• _Written instruction_: Each record below should appear again exactly as written.

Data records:
• • •
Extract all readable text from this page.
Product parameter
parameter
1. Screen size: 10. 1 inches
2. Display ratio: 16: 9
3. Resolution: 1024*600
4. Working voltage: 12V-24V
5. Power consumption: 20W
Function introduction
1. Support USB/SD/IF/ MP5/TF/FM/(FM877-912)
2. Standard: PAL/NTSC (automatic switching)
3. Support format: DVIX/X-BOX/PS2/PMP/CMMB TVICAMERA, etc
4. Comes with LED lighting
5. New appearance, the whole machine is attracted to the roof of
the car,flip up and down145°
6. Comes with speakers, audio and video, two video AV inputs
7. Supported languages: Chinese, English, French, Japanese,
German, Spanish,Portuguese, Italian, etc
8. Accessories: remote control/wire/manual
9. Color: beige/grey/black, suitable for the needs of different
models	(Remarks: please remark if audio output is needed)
• • •
• _Solution_:
Extract all readable text from this page.
Product parameter
parameter
1. Screen size: 10. 1 inches
2. Display ratio: 16: 9
3. Resolution: 1024*600
4. Working voltage: 12V-24V
5. Power consumption: 20W
Function introduction
1. Support USB/SD/IF/ MP5/TF/FM/(FM877-912)
2. Standard: PAL/NTSC (automatic switching)
3. Support format: DVIX/X-BOX/PS2/PMP/CMMB TVICAMERA, etc
4. Comes with LED lighting
5. New appearance, the whole machine is attracted to the roof of
the car,flip up and down145°
6. Comes with speakers, audio and video, two video AV inputs
7. Supported languages: Chinese, English, French, Japanese,
German, Spanish,Portuguese, Italian, etc
8. Accessories: remote control/wire/manual
9. Color: beige/grey/black, suitable for the needs of different
models	(Remarks: please remark if audio output is needed)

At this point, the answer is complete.